Stated exercise: Return the material exactly as supplied, apart from the pictures, which are omitted.

Task inputs:

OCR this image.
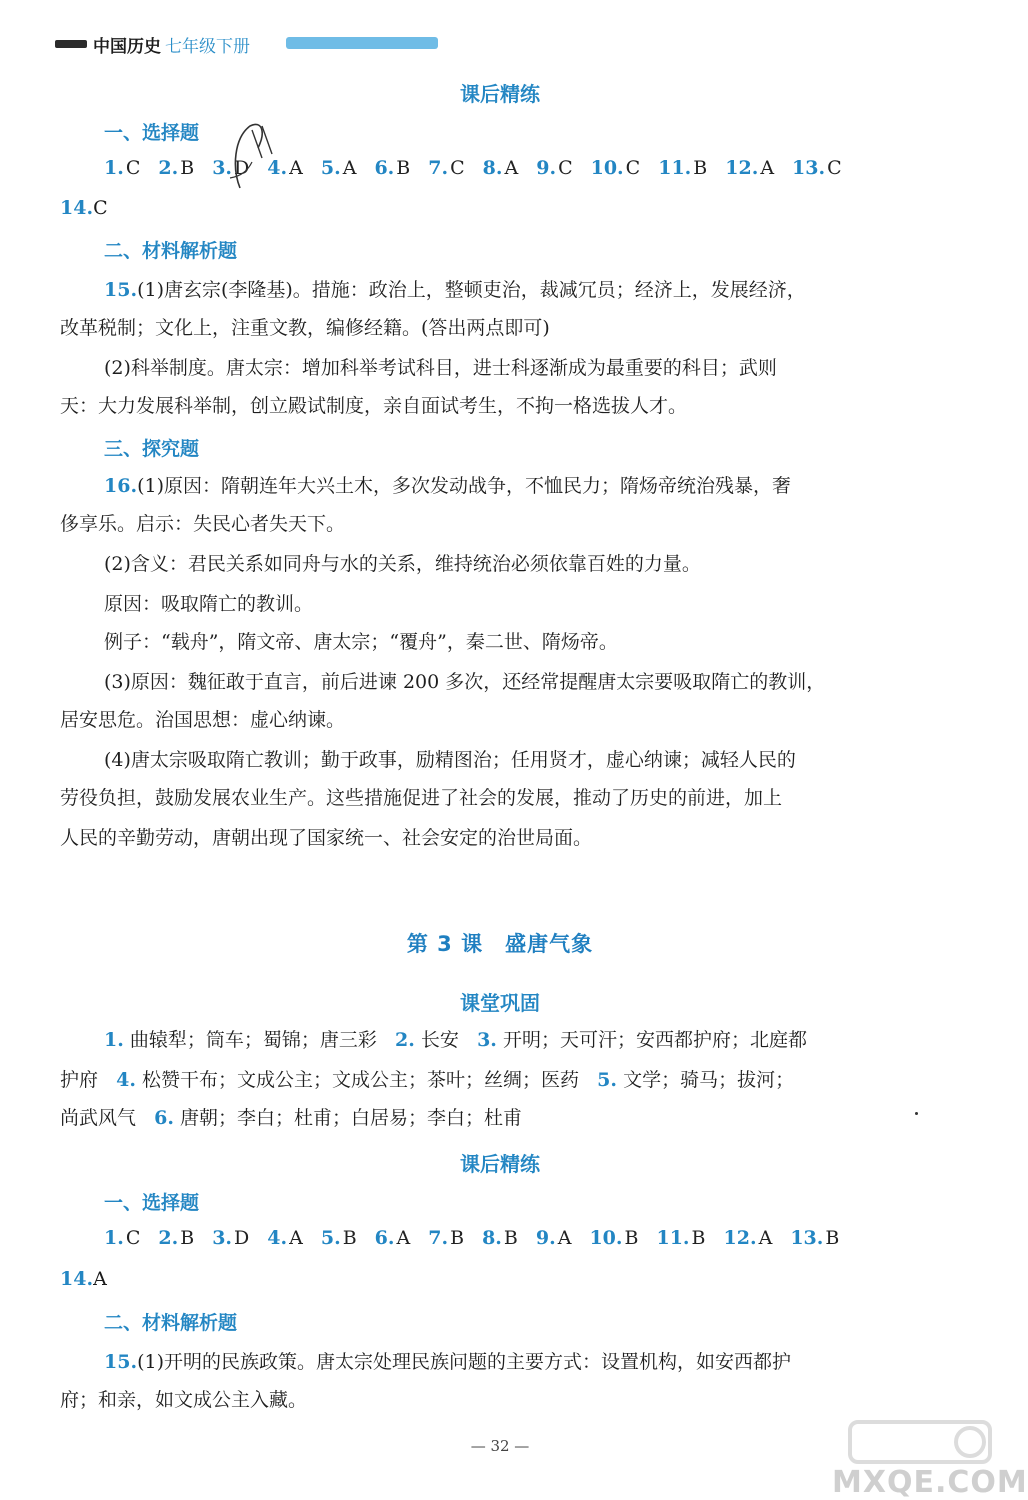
中国历史 七年级下册
课后精练
一、选择题
1. C 2. B 3. D 4. A 5. A 6. B 7. C 8. A 9. C 10. C 11. B 12. A 13. C
14.C
二、材料解析题
15.(1)唐玄宗(李隆基)。措施：政治上，整顿吏治，裁减冗员；经济上，发展经济，
改革税制；文化上，注重文教，编修经籍。(答出两点即可)
(2)科举制度。唐太宗：增加科举考试科目，进士科逐渐成为最重要的科目；武则
天：大力发展科举制，创立殿试制度，亲自面试考生，不拘一格选拔人才。
三、探究题
16.(1)原因：隋朝连年大兴土木，多次发动战争，不恤民力；隋炀帝统治残暴，奢
侈享乐。启示：失民心者失天下。
(2)含义：君民关系如同舟与水的关系，维持统治必须依靠百姓的力量。
原因：吸取隋亡的教训。
例子：“载舟”，隋文帝、唐太宗；“覆舟”，秦二世、隋炀帝。
(3)原因：魏征敢于直言，前后进谏 200 多次，还经常提醒唐太宗要吸取隋亡的教训，
居安思危。治国思想：虚心纳谏。
(4)唐太宗吸取隋亡教训；勤于政事，励精图治；任用贤才，虚心纳谏；减轻人民的
劳役负担，鼓励发展农业生产。这些措施促进了社会的发展，推动了历史的前进，加上
人民的辛勤劳动，唐朝出现了国家统一、社会安定的治世局面。
第 3 课 盛唐气象
课堂巩固
1. 曲辕犁；筒车；蜀锦；唐三彩 2. 长安 3. 开明；天可汗；安西都护府；北庭都
护府 4. 松赞干布；文成公主；文成公主；茶叶；丝绸；医药 5. 文学；骑马；拔河；
尚武风气 6. 唐朝；李白；杜甫；白居易；李白；杜甫
课后精练
一、选择题
1. C 2. B 3. D 4. A 5. B 6. A 7. B 8. B 9. A 10. B 11. B 12. A 13. B
14.A
二、材料解析题
15.(1)开明的民族政策。唐太宗处理民族问题的主要方式：设置机构，如安西都护
府；和亲，如文成公主入藏。
— 32 —
MXQE.COM
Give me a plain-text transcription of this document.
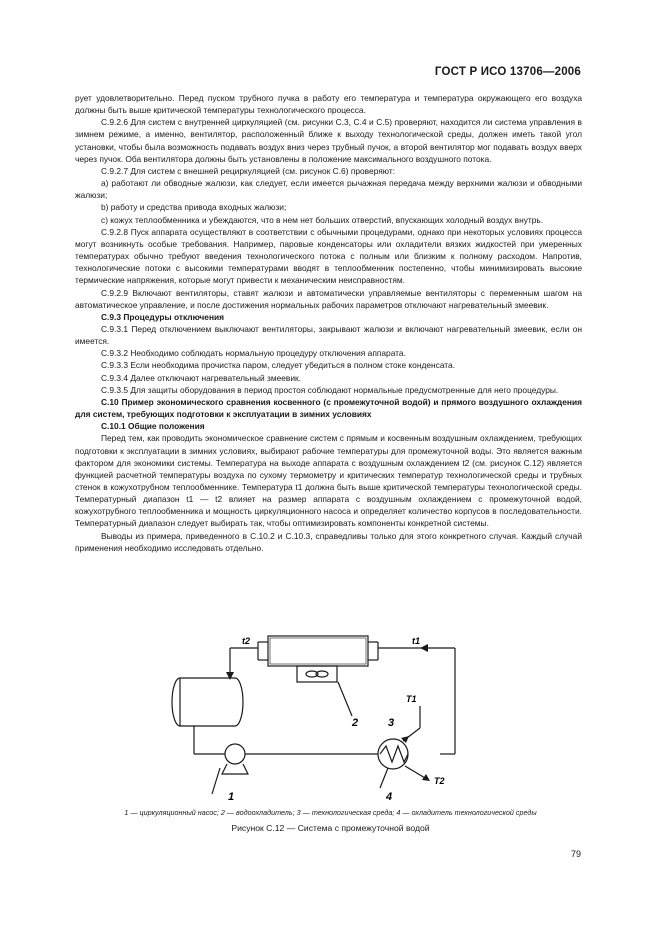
ГОСТ Р ИСО 13706—2006

рует удовлетворительно. Перед пуском трубного пучка в работу его температура и температура окружающего его воздуха должны быть выше критической температуры технологического процесса.

С.9.2.6 Для систем с внутренней циркуляцией (см. рисунки С.3, С.4 и С.5) проверяют, находится ли система управления в зимнем режиме, а именно, вентилятор, расположенный ближе к выходу технологической среды, должен иметь такой угол установки, чтобы была возможность подавать воздух вниз через трубный пучок, а второй вентилятор мог подавать воздух вверх через пучок. Оба вентилятора должны быть установлены в положение максимального воздушного потока.

С.9.2.7 Для систем с внешней рециркуляцией (см. рисунок С.6) проверяют:

a) работают ли обводные жалюзи, как следует, если имеется рычажная передача между верхними жалюзи и обводными жалюзи;

b) работу и средства привода входных жалюзи;

c) кожух теплообменника и убеждаются, что в нем нет больших отверстий, впускающих холодный воздух внутрь.

С.9.2.8 Пуск аппарата осуществляют в соответствии с обычными процедурами, однако при некоторых условиях процесса могут возникнуть особые требования. Например, паровые конденсаторы или охладители вязких жидкостей при умеренных температурах обычно требуют введения технологического потока с полным или близким к полному расходом. Напротив, технологические потоки с высокими температурами вводят в теплообменник постепенно, чтобы минимизировать высокие термические напряжения, которые могут привести к механическим неисправностям.

С.9.2.9 Включают вентиляторы, ставят жалюзи и автоматически управляемые вентиляторы с переменным шагом на автоматическое управление, и после достижения нормальных рабочих параметров отключают нагревательный змеевик.

С.9.3 Процедуры отключения

С.9.3.1 Перед отключением выключают вентиляторы, закрывают жалюзи и включают нагревательный змеевик, если он имеется.

С.9.3.2 Необходимо соблюдать нормальную процедуру отключения аппарата.

С.9.3.3 Если необходима прочистка паром, следует убедиться в полном стоке конденсата.

С.9.3.4 Далее отключают нагревательный змеевик.

С.9.3.5 Для защиты оборудования в период простоя соблюдают нормальные предусмотренные для него процедуры.

С.10 Пример экономического сравнения косвенного (с промежуточной водой) и прямого воздушного охлаждения для систем, требующих подготовки к эксплуатации в зимних условиях

С.10.1 Общие положения

Перед тем, как проводить экономическое сравнение систем с прямым и косвенным воздушным охлаждением, требующих подготовки к эксплуатации в зимних условиях, выбирают рабочие температуры для промежуточной воды. Это является важным фактором для экономики системы. Температура на выходе аппарата с воздушным охлаждением t2 (см. рисунок С.12) является функцией расчетной температуры воздуха по сухому термометру и критических температур технологической среды и трубных стенок в кожухотрубном теплообменнике. Температура t1 должна быть выше критической температуры технологической среды. Температурный диапазон t1 — t2 влияет на размер аппарата с воздушным охлаждением с промежуточной водой, кожухотрубного теплообменника и мощность циркуляционного насоса и определяет количество корпусов в последовательности. Температурный диапазон следует выбирать так, чтобы оптимизировать компоненты конкретной системы.

Выводы из примера, приведенного в С.10.2 и С.10.3, справедливы только для этого конкретного случая. Каждый случай применения необходимо исследовать отдельно.

t2	t1
T1
T2
2	3
1	4
1 — циркуляционный насос; 2 — водоохладитель; 3 — технологическая среда; 4 — охладитель технологической среды
Рисунок С.12 — Система с промежуточной водой
79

Result of the task:
OCR this image.
中国历史 七年级下册
课后精练
一、选择题
1. C 2. B 3. D 4. A 5. A 6. B 7. C 8. A 9. C 10. C 11. B 12. A 13. C
14.C
二、材料解析题
15.(1)唐玄宗(李隆基)。措施：政治上，整顿吏治，裁减冗员；经济上，发展经济，
改革税制；文化上，注重文教，编修经籍。(答出两点即可)
(2)科举制度。唐太宗：增加科举考试科目，进士科逐渐成为最重要的科目；武则
天：大力发展科举制，创立殿试制度，亲自面试考生，不拘一格选拔人才。
三、探究题
16.(1)原因：隋朝连年大兴土木，多次发动战争，不恤民力；隋炀帝统治残暴，奢
侈享乐。启示：失民心者失天下。
(2)含义：君民关系如同舟与水的关系，维持统治必须依靠百姓的力量。
原因：吸取隋亡的教训。
例子：“载舟”，隋文帝、唐太宗；“覆舟”，秦二世、隋炀帝。
(3)原因：魏征敢于直言，前后进谏 200 多次，还经常提醒唐太宗要吸取隋亡的教训，
居安思危。治国思想：虚心纳谏。
(4)唐太宗吸取隋亡教训；勤于政事，励精图治；任用贤才，虚心纳谏；减轻人民的
劳役负担，鼓励发展农业生产。这些措施促进了社会的发展，推动了历史的前进，加上
人民的辛勤劳动，唐朝出现了国家统一、社会安定的治世局面。
第 3 课 盛唐气象
课堂巩固
1. 曲辕犁；筒车；蜀锦；唐三彩 2. 长安 3. 开明；天可汗；安西都护府；北庭都
护府 4. 松赞干布；文成公主；文成公主；茶叶；丝绸；医药 5. 文学；骑马；拔河；
尚武风气 6. 唐朝；李白；杜甫；白居易；李白；杜甫
课后精练
一、选择题
1. C 2. B 3. D 4. A 5. B 6. A 7. B 8. B 9. A 10. B 11. B 12. A 13. B
14.A
二、材料解析题
15.(1)开明的民族政策。唐太宗处理民族问题的主要方式：设置机构，如安西都护
府；和亲，如文成公主入藏。
— 32 —
MXQE.COM
Give me a plain-text transcription of this document.
ГОСТ Р ИСО 13706—2006

рует удовлетворительно. Перед пуском трубного пучка в работу его температура и температура окружающего его воздуха должны быть выше критической температуры технологического процесса.

С.9.2.6 Для систем с внутренней циркуляцией (см. рисунки С.3, С.4 и С.5) проверяют, находится ли система управления в зимнем режиме, а именно, вентилятор, расположенный ближе к выходу технологической среды, должен иметь такой угол установки, чтобы была возможность подавать воздух вниз через трубный пучок, а второй вентилятор мог подавать воздух вверх через пучок. Оба вентилятора должны быть установлены в положение максимального воздушного потока.

С.9.2.7 Для систем с внешней рециркуляцией (см. рисунок С.6) проверяют:

a) работают ли обводные жалюзи, как следует, если имеется рычажная передача между верхними жалюзи и обводными жалюзи;

b) работу и средства привода входных жалюзи;

c) кожух теплообменника и убеждаются, что в нем нет больших отверстий, впускающих холодный воздух внутрь.

С.9.2.8 Пуск аппарата осуществляют в соответствии с обычными процедурами, однако при некоторых условиях процесса могут возникнуть особые требования. Например, паровые конденсаторы или охладители вязких жидкостей при умеренных температурах обычно требуют введения технологического потока с полным или близким к полному расходом. Напротив, технологические потоки с высокими температурами вводят в теплообменник постепенно, чтобы минимизировать высокие термические напряжения, которые могут привести к механическим неисправностям.

С.9.2.9 Включают вентиляторы, ставят жалюзи и автоматически управляемые вентиляторы с переменным шагом на автоматическое управление, и после достижения нормальных рабочих параметров отключают нагревательный змеевик.

С.9.3 Процедуры отключения

С.9.3.1 Перед отключением выключают вентиляторы, закрывают жалюзи и включают нагревательный змеевик, если он имеется.

С.9.3.2 Необходимо соблюдать нормальную процедуру отключения аппарата.

С.9.3.3 Если необходима прочистка паром, следует убедиться в полном стоке конденсата.

С.9.3.4 Далее отключают нагревательный змеевик.

С.9.3.5 Для защиты оборудования в период простоя соблюдают нормальные предусмотренные для него процедуры.

С.10 Пример экономического сравнения косвенного (с промежуточной водой) и прямого воздушного охлаждения для систем, требующих подготовки к эксплуатации в зимних условиях

С.10.1 Общие положения

Перед тем, как проводить экономическое сравнение систем с прямым и косвенным воздушным охлаждением, требующих подготовки к эксплуатации в зимних условиях, выбирают рабочие температуры для промежуточной воды. Это является важным фактором для экономики системы. Температура на выходе аппарата с воздушным охлаждением t2 (см. рисунок С.12) является функцией расчетной температуры воздуха по сухому термометру и критических температур технологической среды и трубных стенок в кожухотрубном теплообменнике. Температура t1 должна быть выше критической температуры технологической среды. Температурный диапазон t1 — t2 влияет на размер аппарата с воздушным охлаждением с промежуточной водой, кожухотрубного теплообменника и мощность циркуляционного насоса и определяет количество корпусов в последовательности. Температурный диапазон следует выбирать так, чтобы оптимизировать компоненты конкретной системы.

Выводы из примера, приведенного в С.10.2 и С.10.3, справедливы только для этого конкретного случая. Каждый случай применения необходимо исследовать отдельно.

t2	t1
T1
T2
2	3
1	4
1 — циркуляционный насос; 2 — водоохладитель; 3 — технологическая среда; 4 — охладитель технологической среды
Рисунок С.12 — Система с промежуточной водой
79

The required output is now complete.